» Exercise goal: Write out the entries word for word, from the first line through the line containing "318, 511, 356]", including both ends.

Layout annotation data
⁂

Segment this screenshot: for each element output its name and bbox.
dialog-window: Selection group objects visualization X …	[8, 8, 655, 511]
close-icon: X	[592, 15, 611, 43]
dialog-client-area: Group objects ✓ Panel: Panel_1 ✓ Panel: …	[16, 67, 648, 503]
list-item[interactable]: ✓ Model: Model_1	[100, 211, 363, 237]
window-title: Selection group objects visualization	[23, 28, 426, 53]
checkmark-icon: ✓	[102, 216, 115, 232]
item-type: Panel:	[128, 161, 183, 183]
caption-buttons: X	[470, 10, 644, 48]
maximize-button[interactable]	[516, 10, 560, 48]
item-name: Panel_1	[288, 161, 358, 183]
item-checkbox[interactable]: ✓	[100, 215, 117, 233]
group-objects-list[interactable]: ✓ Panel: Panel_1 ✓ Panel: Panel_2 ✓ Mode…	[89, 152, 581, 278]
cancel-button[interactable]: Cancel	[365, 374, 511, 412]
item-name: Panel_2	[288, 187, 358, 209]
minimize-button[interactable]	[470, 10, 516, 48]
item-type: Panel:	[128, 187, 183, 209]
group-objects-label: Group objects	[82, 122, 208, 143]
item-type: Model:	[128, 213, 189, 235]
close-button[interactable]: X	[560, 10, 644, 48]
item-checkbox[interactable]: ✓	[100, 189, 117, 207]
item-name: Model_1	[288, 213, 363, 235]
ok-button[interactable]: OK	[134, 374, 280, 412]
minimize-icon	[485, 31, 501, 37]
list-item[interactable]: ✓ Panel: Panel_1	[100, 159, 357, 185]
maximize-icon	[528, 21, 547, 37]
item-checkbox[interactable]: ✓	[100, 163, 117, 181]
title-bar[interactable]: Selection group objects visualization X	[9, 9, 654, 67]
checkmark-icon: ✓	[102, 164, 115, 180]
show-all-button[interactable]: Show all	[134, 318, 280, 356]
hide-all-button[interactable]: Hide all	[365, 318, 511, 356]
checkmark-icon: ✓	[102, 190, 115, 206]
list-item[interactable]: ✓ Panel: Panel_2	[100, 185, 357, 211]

⁂

» Complete output:
Segment this screenshot: for each element output its name and bbox.
dialog-window: Selection group objects visualization X …	[8, 8, 655, 511]
close-icon: X	[592, 15, 611, 43]
dialog-client-area: Group objects ✓ Panel: Panel_1 ✓ Panel: …	[16, 67, 648, 503]
list-item[interactable]: ✓ Model: Model_1	[100, 211, 363, 237]
window-title: Selection group objects visualization	[23, 28, 426, 53]
checkmark-icon: ✓	[102, 216, 115, 232]
item-type: Panel:	[128, 161, 183, 183]
caption-buttons: X	[470, 10, 644, 48]
maximize-button[interactable]	[516, 10, 560, 48]
item-name: Panel_1	[288, 161, 358, 183]
item-checkbox[interactable]: ✓	[100, 215, 117, 233]
group-objects-list[interactable]: ✓ Panel: Panel_1 ✓ Panel: Panel_2 ✓ Mode…	[89, 152, 581, 278]
cancel-button[interactable]: Cancel	[365, 374, 511, 412]
item-name: Panel_2	[288, 187, 358, 209]
minimize-button[interactable]	[470, 10, 516, 48]
item-type: Panel:	[128, 187, 183, 209]
group-objects-label: Group objects	[82, 122, 208, 143]
item-type: Model:	[128, 213, 189, 235]
close-button[interactable]: X	[560, 10, 644, 48]
item-checkbox[interactable]: ✓	[100, 189, 117, 207]
item-name: Model_1	[288, 213, 363, 235]
ok-button[interactable]: OK	[134, 374, 280, 412]
minimize-icon	[485, 31, 501, 37]
list-item[interactable]: ✓ Panel: Panel_1	[100, 159, 357, 185]
maximize-icon	[528, 21, 547, 37]
item-checkbox[interactable]: ✓	[100, 163, 117, 181]
title-bar[interactable]: Selection group objects visualization X	[9, 9, 654, 67]
checkmark-icon: ✓	[102, 164, 115, 180]
show-all-button[interactable]: Show all	[134, 318, 280, 356]
hide-all-button[interactable]: Hide all	[365, 318, 511, 356]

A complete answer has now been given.